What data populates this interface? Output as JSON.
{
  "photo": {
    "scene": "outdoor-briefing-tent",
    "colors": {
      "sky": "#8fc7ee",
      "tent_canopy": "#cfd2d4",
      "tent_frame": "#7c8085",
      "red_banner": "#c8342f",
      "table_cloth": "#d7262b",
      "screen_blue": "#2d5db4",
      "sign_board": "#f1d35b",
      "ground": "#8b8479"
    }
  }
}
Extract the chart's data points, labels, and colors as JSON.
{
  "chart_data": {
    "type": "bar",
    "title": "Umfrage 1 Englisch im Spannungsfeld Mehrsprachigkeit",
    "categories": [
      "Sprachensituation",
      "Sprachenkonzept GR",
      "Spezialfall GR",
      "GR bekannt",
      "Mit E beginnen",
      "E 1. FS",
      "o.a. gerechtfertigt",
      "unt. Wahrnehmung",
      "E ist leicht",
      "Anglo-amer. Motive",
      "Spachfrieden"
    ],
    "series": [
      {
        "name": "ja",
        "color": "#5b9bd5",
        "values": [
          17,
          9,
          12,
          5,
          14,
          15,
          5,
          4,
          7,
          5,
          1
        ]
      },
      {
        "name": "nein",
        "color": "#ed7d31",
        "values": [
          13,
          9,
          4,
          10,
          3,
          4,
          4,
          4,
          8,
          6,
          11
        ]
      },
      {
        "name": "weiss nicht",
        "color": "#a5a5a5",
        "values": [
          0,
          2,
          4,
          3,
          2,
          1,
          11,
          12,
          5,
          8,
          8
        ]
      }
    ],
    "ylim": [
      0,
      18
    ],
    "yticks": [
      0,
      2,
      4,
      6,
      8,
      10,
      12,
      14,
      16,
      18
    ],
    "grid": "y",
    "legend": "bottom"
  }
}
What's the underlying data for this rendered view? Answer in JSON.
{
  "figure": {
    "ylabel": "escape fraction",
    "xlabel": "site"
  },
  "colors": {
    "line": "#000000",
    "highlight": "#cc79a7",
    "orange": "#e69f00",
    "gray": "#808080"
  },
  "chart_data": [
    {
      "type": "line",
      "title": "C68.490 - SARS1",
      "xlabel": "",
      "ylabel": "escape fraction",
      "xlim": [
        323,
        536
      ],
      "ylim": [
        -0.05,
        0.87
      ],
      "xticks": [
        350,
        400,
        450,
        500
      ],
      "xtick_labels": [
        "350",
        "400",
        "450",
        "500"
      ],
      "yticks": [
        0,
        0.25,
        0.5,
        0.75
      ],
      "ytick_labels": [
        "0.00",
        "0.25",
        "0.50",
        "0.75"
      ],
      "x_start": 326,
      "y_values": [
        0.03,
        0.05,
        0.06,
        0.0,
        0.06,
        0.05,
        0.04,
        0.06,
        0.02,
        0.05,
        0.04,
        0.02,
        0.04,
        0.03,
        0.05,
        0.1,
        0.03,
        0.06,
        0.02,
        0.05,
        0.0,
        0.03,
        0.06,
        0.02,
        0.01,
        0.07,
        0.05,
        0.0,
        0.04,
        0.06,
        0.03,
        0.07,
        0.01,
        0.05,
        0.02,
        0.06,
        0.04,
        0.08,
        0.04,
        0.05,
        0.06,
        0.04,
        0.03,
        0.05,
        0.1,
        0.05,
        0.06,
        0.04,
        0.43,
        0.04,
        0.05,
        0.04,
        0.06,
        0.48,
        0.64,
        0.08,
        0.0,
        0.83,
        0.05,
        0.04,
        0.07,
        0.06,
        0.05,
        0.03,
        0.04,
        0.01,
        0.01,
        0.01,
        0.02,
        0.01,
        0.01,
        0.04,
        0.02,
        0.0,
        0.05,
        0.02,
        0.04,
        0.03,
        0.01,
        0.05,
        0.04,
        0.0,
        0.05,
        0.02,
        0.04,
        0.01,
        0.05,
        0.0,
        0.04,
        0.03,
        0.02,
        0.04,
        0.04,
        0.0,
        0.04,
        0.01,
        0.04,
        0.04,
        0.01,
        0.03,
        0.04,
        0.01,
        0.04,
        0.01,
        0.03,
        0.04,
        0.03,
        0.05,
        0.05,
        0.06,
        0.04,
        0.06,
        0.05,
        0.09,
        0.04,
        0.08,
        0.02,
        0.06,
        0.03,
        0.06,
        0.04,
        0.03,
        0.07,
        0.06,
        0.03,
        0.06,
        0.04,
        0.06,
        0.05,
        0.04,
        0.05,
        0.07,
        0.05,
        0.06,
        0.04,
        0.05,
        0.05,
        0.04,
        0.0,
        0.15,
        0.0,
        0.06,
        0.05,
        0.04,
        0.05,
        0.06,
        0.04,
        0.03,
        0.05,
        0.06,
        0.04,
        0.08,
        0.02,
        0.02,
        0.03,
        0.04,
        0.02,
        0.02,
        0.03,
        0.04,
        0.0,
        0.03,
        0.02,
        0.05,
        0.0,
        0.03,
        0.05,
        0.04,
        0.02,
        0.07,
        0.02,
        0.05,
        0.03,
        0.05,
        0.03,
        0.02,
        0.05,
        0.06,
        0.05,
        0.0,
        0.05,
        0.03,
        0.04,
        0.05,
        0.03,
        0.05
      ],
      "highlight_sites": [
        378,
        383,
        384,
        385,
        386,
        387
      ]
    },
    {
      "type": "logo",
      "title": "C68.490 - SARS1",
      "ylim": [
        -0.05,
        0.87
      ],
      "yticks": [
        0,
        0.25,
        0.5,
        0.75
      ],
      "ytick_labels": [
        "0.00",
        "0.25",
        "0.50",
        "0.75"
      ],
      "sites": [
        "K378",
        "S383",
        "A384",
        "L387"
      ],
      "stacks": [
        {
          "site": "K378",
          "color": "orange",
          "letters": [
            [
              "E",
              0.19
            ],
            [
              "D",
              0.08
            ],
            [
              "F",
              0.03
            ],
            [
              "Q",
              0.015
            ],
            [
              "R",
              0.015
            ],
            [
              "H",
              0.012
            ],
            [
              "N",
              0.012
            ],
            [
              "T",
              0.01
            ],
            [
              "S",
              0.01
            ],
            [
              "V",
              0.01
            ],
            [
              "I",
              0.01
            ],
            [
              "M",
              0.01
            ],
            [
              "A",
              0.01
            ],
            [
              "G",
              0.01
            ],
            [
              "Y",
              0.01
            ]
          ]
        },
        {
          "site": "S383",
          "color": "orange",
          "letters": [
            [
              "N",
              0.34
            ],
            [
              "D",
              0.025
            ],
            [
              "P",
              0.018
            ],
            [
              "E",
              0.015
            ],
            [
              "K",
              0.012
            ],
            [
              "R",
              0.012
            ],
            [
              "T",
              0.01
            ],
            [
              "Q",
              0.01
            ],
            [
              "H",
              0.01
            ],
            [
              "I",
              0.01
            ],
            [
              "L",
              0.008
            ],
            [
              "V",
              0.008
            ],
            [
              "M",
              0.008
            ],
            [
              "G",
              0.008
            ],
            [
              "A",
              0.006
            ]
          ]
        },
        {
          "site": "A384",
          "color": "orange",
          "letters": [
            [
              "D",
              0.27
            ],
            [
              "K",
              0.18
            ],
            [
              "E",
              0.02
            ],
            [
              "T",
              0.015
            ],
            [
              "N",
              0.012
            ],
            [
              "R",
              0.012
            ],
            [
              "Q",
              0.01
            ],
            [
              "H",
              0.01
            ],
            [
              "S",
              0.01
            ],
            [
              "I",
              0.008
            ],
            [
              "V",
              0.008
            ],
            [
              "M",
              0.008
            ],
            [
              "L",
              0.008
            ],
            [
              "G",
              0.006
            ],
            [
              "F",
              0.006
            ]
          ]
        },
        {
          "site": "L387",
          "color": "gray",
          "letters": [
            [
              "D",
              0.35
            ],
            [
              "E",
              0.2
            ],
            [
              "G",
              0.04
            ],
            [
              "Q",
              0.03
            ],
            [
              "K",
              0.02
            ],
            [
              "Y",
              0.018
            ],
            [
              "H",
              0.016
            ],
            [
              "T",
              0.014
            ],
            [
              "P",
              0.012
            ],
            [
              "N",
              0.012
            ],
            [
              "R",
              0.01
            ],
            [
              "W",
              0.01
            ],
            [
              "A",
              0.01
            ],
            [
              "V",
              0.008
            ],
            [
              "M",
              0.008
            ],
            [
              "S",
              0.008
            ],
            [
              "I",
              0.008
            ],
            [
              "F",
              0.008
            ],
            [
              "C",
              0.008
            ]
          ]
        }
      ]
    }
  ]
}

☆ ☆ ☆ ☆ ☆

# [The problem]
Copy each line of the preceding data that contains the string "JSON".

# [Response to the exercise]
What data populates this interface? Output as JSON.
Extract the chart's data points, labels, and colors as JSON.
What's the underlying data for this rendered view? Answer in JSON.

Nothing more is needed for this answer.